What this task involves: Where the word "DEVICE" occurs in a line, return that line.

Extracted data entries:
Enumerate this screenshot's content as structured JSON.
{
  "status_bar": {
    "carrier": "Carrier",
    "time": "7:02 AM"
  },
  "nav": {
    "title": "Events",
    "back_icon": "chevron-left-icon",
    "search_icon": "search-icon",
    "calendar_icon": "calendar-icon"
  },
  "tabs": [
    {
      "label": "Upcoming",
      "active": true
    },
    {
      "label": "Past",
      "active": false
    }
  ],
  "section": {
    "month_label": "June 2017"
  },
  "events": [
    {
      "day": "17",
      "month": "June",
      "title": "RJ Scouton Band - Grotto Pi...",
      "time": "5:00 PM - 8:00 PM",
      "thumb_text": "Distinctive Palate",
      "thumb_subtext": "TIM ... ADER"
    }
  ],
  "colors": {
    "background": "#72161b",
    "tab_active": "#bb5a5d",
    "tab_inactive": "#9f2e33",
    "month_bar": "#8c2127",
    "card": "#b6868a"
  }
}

--

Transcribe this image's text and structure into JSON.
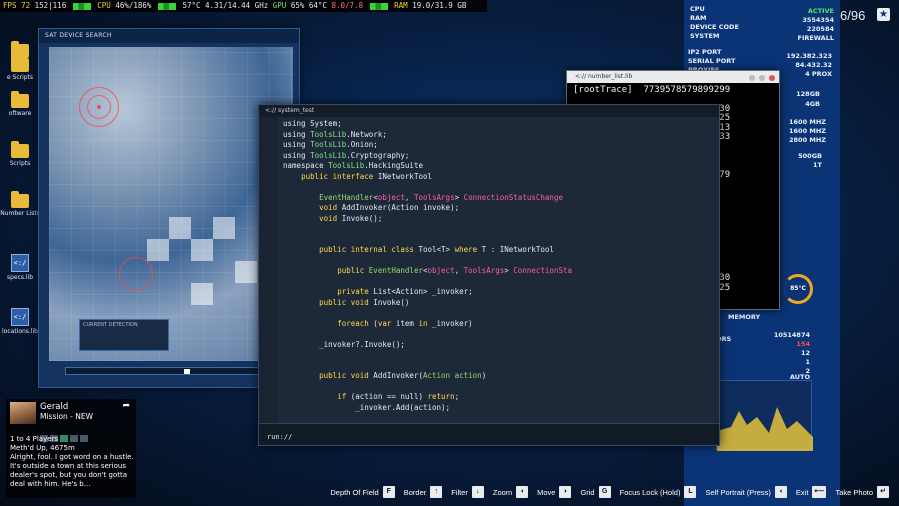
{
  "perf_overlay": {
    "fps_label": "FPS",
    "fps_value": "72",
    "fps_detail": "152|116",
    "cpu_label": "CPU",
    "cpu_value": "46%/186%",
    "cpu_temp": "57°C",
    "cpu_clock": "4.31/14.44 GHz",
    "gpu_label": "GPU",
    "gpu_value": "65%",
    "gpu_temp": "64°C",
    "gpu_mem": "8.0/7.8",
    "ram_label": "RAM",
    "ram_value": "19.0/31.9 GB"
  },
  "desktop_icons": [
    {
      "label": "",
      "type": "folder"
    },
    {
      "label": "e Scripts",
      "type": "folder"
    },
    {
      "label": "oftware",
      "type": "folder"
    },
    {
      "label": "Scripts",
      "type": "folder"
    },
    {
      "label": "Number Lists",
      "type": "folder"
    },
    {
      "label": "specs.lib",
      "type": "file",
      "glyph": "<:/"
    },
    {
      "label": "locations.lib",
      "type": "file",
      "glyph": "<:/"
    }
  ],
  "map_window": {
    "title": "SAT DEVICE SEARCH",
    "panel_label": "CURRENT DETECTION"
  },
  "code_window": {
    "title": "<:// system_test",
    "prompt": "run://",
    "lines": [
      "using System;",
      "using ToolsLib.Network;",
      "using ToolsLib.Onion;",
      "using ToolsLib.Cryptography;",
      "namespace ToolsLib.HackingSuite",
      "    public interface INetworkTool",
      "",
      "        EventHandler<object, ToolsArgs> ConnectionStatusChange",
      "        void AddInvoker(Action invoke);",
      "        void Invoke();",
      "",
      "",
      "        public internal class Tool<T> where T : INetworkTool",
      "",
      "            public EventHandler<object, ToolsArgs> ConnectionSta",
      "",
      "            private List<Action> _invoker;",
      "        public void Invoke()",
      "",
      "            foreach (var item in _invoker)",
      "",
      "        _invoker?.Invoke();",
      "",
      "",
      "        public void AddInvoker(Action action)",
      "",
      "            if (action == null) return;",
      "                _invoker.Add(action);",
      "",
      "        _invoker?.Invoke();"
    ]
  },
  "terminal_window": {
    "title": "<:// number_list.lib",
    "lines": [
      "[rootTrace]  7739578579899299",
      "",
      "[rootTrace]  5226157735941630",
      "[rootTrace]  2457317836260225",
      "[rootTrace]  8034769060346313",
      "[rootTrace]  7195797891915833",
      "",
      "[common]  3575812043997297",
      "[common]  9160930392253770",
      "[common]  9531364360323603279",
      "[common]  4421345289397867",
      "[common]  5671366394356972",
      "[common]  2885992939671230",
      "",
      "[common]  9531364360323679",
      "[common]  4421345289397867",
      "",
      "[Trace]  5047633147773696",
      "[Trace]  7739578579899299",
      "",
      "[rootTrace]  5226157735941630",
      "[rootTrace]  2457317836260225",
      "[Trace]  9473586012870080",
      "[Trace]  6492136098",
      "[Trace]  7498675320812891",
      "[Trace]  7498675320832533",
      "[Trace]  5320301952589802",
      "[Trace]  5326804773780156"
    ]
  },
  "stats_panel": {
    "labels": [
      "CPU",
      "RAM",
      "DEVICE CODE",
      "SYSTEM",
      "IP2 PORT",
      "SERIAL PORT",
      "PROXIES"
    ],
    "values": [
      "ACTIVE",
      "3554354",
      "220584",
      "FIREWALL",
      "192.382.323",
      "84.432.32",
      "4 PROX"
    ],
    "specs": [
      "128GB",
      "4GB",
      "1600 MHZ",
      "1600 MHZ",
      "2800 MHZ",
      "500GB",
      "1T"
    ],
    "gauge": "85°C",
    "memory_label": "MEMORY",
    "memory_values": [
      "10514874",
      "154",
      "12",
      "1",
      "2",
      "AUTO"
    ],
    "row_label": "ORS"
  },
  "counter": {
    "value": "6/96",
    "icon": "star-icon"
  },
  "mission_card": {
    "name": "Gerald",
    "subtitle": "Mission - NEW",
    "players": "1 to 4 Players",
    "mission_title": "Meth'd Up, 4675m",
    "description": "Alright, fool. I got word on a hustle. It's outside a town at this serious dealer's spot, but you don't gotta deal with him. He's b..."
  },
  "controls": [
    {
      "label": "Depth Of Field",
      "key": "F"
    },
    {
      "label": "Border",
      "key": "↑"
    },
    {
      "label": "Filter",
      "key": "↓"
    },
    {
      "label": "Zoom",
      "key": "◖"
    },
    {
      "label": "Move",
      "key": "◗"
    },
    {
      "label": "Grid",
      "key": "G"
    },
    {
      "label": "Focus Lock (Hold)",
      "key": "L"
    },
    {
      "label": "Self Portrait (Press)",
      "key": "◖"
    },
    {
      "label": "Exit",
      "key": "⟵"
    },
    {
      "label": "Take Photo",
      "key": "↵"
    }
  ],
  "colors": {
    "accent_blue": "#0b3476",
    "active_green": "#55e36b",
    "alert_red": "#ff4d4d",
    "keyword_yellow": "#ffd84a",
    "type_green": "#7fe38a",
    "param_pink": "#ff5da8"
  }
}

==

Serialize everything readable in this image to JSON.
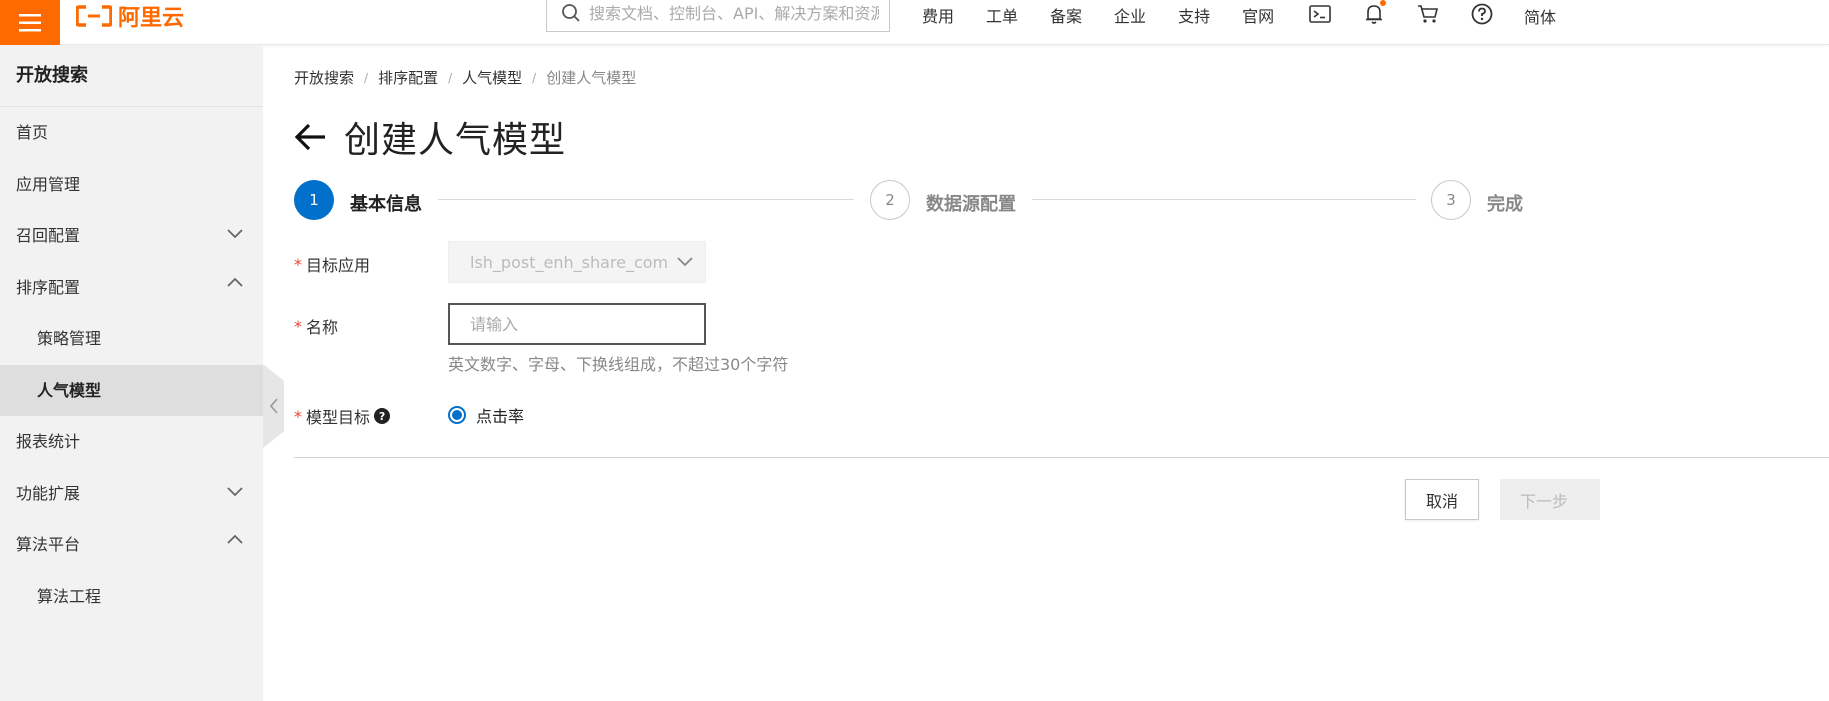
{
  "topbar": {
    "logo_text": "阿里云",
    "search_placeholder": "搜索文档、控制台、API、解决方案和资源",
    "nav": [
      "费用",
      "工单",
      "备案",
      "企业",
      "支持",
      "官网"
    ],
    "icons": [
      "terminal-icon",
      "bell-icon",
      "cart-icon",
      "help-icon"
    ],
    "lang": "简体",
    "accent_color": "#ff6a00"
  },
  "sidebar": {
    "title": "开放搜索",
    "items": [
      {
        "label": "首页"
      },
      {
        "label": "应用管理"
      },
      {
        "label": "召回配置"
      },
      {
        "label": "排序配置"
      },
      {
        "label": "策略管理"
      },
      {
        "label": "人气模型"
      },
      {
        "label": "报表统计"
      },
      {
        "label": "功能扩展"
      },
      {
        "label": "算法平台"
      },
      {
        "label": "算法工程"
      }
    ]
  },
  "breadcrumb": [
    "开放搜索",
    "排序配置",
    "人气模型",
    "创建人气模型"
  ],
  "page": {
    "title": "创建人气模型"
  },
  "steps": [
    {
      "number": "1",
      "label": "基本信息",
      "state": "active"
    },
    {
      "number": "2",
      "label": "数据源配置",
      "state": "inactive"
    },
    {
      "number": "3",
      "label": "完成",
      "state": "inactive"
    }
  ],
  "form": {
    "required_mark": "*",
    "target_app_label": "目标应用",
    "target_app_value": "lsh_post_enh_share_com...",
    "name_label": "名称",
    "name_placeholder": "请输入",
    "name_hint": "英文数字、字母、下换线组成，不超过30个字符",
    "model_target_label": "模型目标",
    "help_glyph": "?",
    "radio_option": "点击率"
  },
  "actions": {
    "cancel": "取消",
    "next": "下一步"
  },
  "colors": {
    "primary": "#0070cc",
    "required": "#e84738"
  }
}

Answer for this exercise:
    "title": "SAT DEVICE SEARCH",
      "DEVICE CODE",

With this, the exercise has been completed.